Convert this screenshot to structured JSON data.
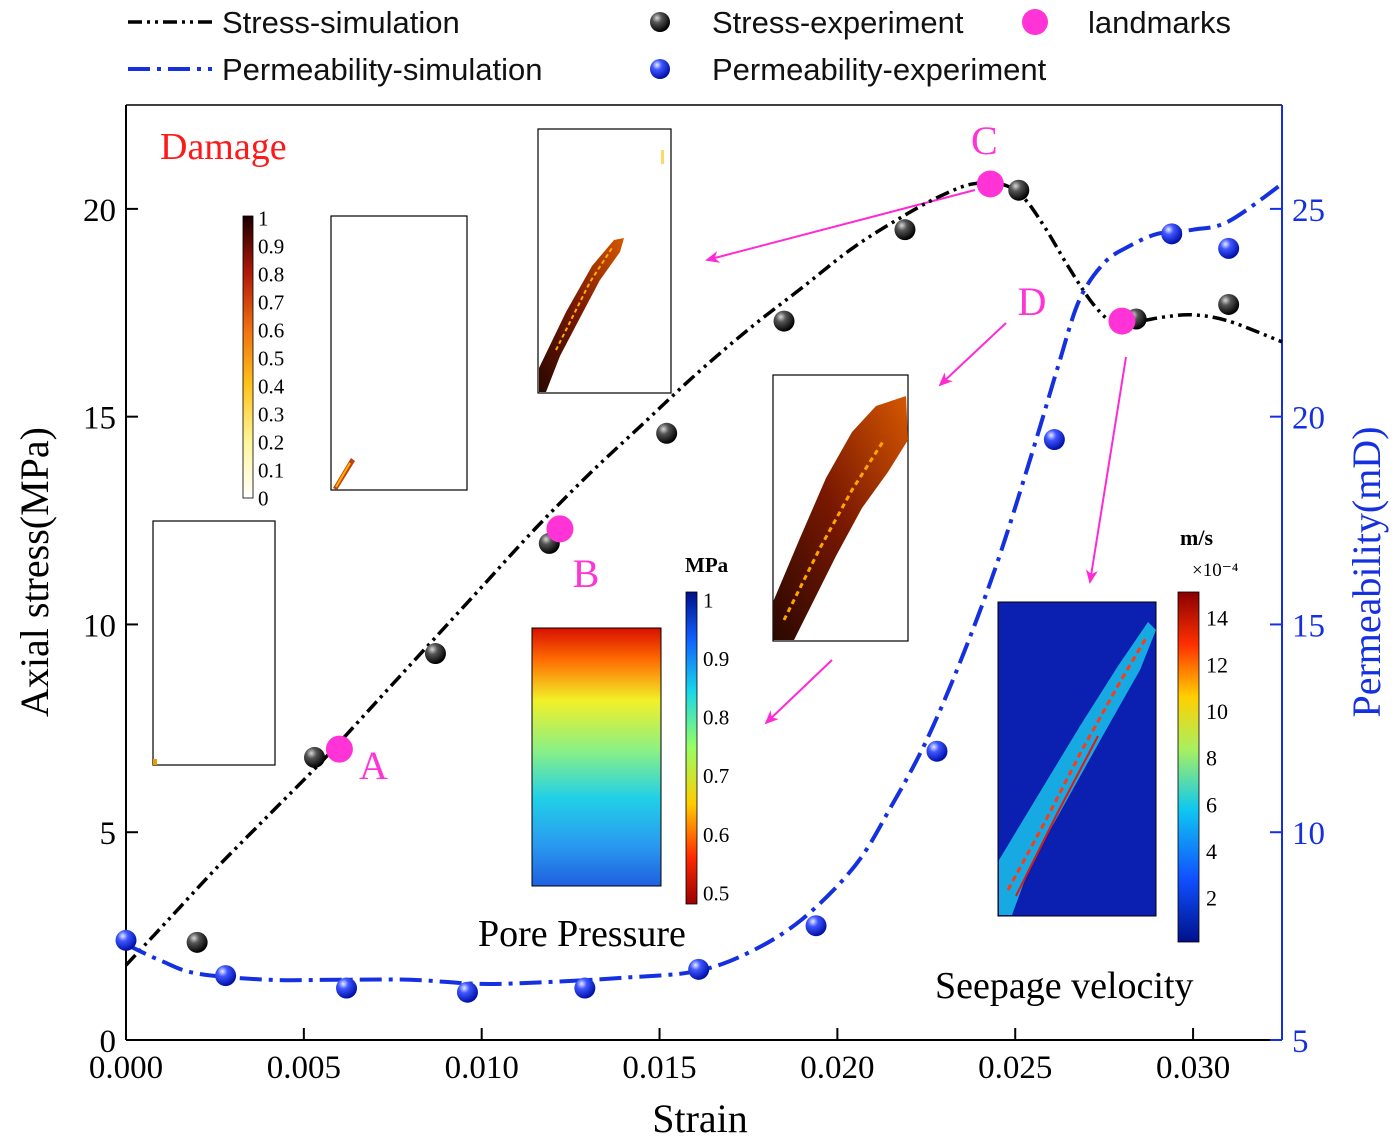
{
  "chart_data": {
    "type": "line",
    "xlabel": "Strain",
    "ylabel": "Axial stress(MPa)",
    "y2label": "Permeability(mD)",
    "xlim": [
      0,
      0.0325
    ],
    "ylim": [
      0,
      22.5
    ],
    "y2lim": [
      5,
      27.5
    ],
    "x_ticks": [
      0,
      0.005,
      0.01,
      0.015,
      0.02,
      0.025,
      0.03
    ],
    "x_tick_labels": [
      "0.000",
      "0.005",
      "0.010",
      "0.015",
      "0.020",
      "0.025",
      "0.030"
    ],
    "y_ticks": [
      0,
      5,
      10,
      15,
      20
    ],
    "y_tick_labels": [
      "0",
      "5",
      "10",
      "15",
      "20"
    ],
    "y2_ticks": [
      5,
      10,
      15,
      20,
      25
    ],
    "y2_tick_labels": [
      "5",
      "10",
      "15",
      "20",
      "25"
    ],
    "legend": {
      "stress_sim": "Stress-simulation",
      "perm_sim": "Permeability-simulation",
      "stress_exp": "Stress-experiment",
      "perm_exp": "Permeability-experiment",
      "landmarks": "landmarks"
    },
    "series": [
      {
        "name": "Stress-simulation",
        "axis": "left",
        "style": "dash-dot-dot",
        "color": "#000000",
        "x": [
          0,
          0.0012,
          0.0025,
          0.004,
          0.0055,
          0.007,
          0.0085,
          0.01,
          0.0115,
          0.013,
          0.0145,
          0.016,
          0.0175,
          0.019,
          0.0205,
          0.022,
          0.023,
          0.0238,
          0.0246,
          0.0252,
          0.0258,
          0.0265,
          0.0272,
          0.0278,
          0.0285,
          0.0292,
          0.03,
          0.031,
          0.0325
        ],
        "values": [
          1.8,
          2.9,
          4.1,
          5.4,
          6.7,
          8.1,
          9.5,
          10.9,
          12.3,
          13.6,
          14.8,
          16.0,
          17.1,
          18.1,
          19.1,
          19.9,
          20.35,
          20.6,
          20.6,
          20.3,
          19.6,
          18.6,
          17.7,
          17.25,
          17.3,
          17.4,
          17.45,
          17.3,
          16.8
        ]
      },
      {
        "name": "Permeability-simulation",
        "axis": "right",
        "style": "dash-dot",
        "color": "#1530e0",
        "x": [
          0,
          0.001,
          0.002,
          0.004,
          0.006,
          0.008,
          0.01,
          0.012,
          0.014,
          0.016,
          0.0175,
          0.019,
          0.0205,
          0.0215,
          0.0225,
          0.0235,
          0.0245,
          0.0255,
          0.0262,
          0.0268,
          0.0275,
          0.0282,
          0.029,
          0.03,
          0.031,
          0.0325
        ],
        "values": [
          7.3,
          6.9,
          6.6,
          6.45,
          6.45,
          6.45,
          6.35,
          6.4,
          6.5,
          6.65,
          7.1,
          7.9,
          9.2,
          10.6,
          12.2,
          14.2,
          16.5,
          19.2,
          21.2,
          22.8,
          23.7,
          24.1,
          24.4,
          24.5,
          24.7,
          25.6
        ]
      },
      {
        "name": "Stress-experiment",
        "axis": "left",
        "marker": "black-sphere",
        "x": [
          0.002,
          0.0053,
          0.0087,
          0.0119,
          0.0152,
          0.0185,
          0.0219,
          0.0251,
          0.0284,
          0.031
        ],
        "values": [
          2.35,
          6.8,
          9.3,
          11.95,
          14.6,
          17.3,
          19.5,
          20.45,
          17.35,
          17.7
        ]
      },
      {
        "name": "Permeability-experiment",
        "axis": "right",
        "marker": "blue-sphere",
        "x": [
          0,
          0.0028,
          0.0062,
          0.0096,
          0.0129,
          0.0161,
          0.0194,
          0.0228,
          0.0261,
          0.0294,
          0.031
        ],
        "values": [
          7.4,
          6.55,
          6.25,
          6.15,
          6.25,
          6.7,
          7.75,
          11.95,
          19.45,
          24.4,
          24.05
        ]
      },
      {
        "name": "landmarks",
        "axis": "left",
        "marker": "magenta-circle",
        "labels": [
          "A",
          "B",
          "C",
          "D"
        ],
        "x": [
          0.006,
          0.0122,
          0.0243,
          0.028
        ],
        "values": [
          7.0,
          12.3,
          20.6,
          17.3
        ]
      }
    ],
    "annotations": {
      "damage": "Damage",
      "pore_pressure": "Pore Pressure",
      "seepage_velocity": "Seepage velocity",
      "damage_scale": [
        "1",
        "0.9",
        "0.8",
        "0.7",
        "0.6",
        "0.5",
        "0.4",
        "0.3",
        "0.2",
        "0.1",
        "0"
      ],
      "pressure_unit": "MPa",
      "pressure_scale": [
        "1",
        "0.9",
        "0.8",
        "0.7",
        "0.6",
        "0.5"
      ],
      "velocity_unit": "m/s",
      "velocity_exponent": "×10⁻⁴",
      "velocity_scale": [
        "14",
        "12",
        "10",
        "8",
        "6",
        "4",
        "2"
      ]
    }
  }
}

***

** What is being asked **
Return the listing above in full and without alteration, excluding its pictures.

** Exercise output **
Convert this screenshot to structured JSON data.
{
  "chart_data": {
    "type": "line",
    "xlabel": "Strain",
    "ylabel": "Axial stress(MPa)",
    "y2label": "Permeability(mD)",
    "xlim": [
      0,
      0.0325
    ],
    "ylim": [
      0,
      22.5
    ],
    "y2lim": [
      5,
      27.5
    ],
    "x_ticks": [
      0,
      0.005,
      0.01,
      0.015,
      0.02,
      0.025,
      0.03
    ],
    "x_tick_labels": [
      "0.000",
      "0.005",
      "0.010",
      "0.015",
      "0.020",
      "0.025",
      "0.030"
    ],
    "y_ticks": [
      0,
      5,
      10,
      15,
      20
    ],
    "y_tick_labels": [
      "0",
      "5",
      "10",
      "15",
      "20"
    ],
    "y2_ticks": [
      5,
      10,
      15,
      20,
      25
    ],
    "y2_tick_labels": [
      "5",
      "10",
      "15",
      "20",
      "25"
    ],
    "legend": {
      "stress_sim": "Stress-simulation",
      "perm_sim": "Permeability-simulation",
      "stress_exp": "Stress-experiment",
      "perm_exp": "Permeability-experiment",
      "landmarks": "landmarks"
    },
    "series": [
      {
        "name": "Stress-simulation",
        "axis": "left",
        "style": "dash-dot-dot",
        "color": "#000000",
        "x": [
          0,
          0.0012,
          0.0025,
          0.004,
          0.0055,
          0.007,
          0.0085,
          0.01,
          0.0115,
          0.013,
          0.0145,
          0.016,
          0.0175,
          0.019,
          0.0205,
          0.022,
          0.023,
          0.0238,
          0.0246,
          0.0252,
          0.0258,
          0.0265,
          0.0272,
          0.0278,
          0.0285,
          0.0292,
          0.03,
          0.031,
          0.0325
        ],
        "values": [
          1.8,
          2.9,
          4.1,
          5.4,
          6.7,
          8.1,
          9.5,
          10.9,
          12.3,
          13.6,
          14.8,
          16.0,
          17.1,
          18.1,
          19.1,
          19.9,
          20.35,
          20.6,
          20.6,
          20.3,
          19.6,
          18.6,
          17.7,
          17.25,
          17.3,
          17.4,
          17.45,
          17.3,
          16.8
        ]
      },
      {
        "name": "Permeability-simulation",
        "axis": "right",
        "style": "dash-dot",
        "color": "#1530e0",
        "x": [
          0,
          0.001,
          0.002,
          0.004,
          0.006,
          0.008,
          0.01,
          0.012,
          0.014,
          0.016,
          0.0175,
          0.019,
          0.0205,
          0.0215,
          0.0225,
          0.0235,
          0.0245,
          0.0255,
          0.0262,
          0.0268,
          0.0275,
          0.0282,
          0.029,
          0.03,
          0.031,
          0.0325
        ],
        "values": [
          7.3,
          6.9,
          6.6,
          6.45,
          6.45,
          6.45,
          6.35,
          6.4,
          6.5,
          6.65,
          7.1,
          7.9,
          9.2,
          10.6,
          12.2,
          14.2,
          16.5,
          19.2,
          21.2,
          22.8,
          23.7,
          24.1,
          24.4,
          24.5,
          24.7,
          25.6
        ]
      },
      {
        "name": "Stress-experiment",
        "axis": "left",
        "marker": "black-sphere",
        "x": [
          0.002,
          0.0053,
          0.0087,
          0.0119,
          0.0152,
          0.0185,
          0.0219,
          0.0251,
          0.0284,
          0.031
        ],
        "values": [
          2.35,
          6.8,
          9.3,
          11.95,
          14.6,
          17.3,
          19.5,
          20.45,
          17.35,
          17.7
        ]
      },
      {
        "name": "Permeability-experiment",
        "axis": "right",
        "marker": "blue-sphere",
        "x": [
          0,
          0.0028,
          0.0062,
          0.0096,
          0.0129,
          0.0161,
          0.0194,
          0.0228,
          0.0261,
          0.0294,
          0.031
        ],
        "values": [
          7.4,
          6.55,
          6.25,
          6.15,
          6.25,
          6.7,
          7.75,
          11.95,
          19.45,
          24.4,
          24.05
        ]
      },
      {
        "name": "landmarks",
        "axis": "left",
        "marker": "magenta-circle",
        "labels": [
          "A",
          "B",
          "C",
          "D"
        ],
        "x": [
          0.006,
          0.0122,
          0.0243,
          0.028
        ],
        "values": [
          7.0,
          12.3,
          20.6,
          17.3
        ]
      }
    ],
    "annotations": {
      "damage": "Damage",
      "pore_pressure": "Pore Pressure",
      "seepage_velocity": "Seepage velocity",
      "damage_scale": [
        "1",
        "0.9",
        "0.8",
        "0.7",
        "0.6",
        "0.5",
        "0.4",
        "0.3",
        "0.2",
        "0.1",
        "0"
      ],
      "pressure_unit": "MPa",
      "pressure_scale": [
        "1",
        "0.9",
        "0.8",
        "0.7",
        "0.6",
        "0.5"
      ],
      "velocity_unit": "m/s",
      "velocity_exponent": "×10⁻⁴",
      "velocity_scale": [
        "14",
        "12",
        "10",
        "8",
        "6",
        "4",
        "2"
      ]
    }
  }
}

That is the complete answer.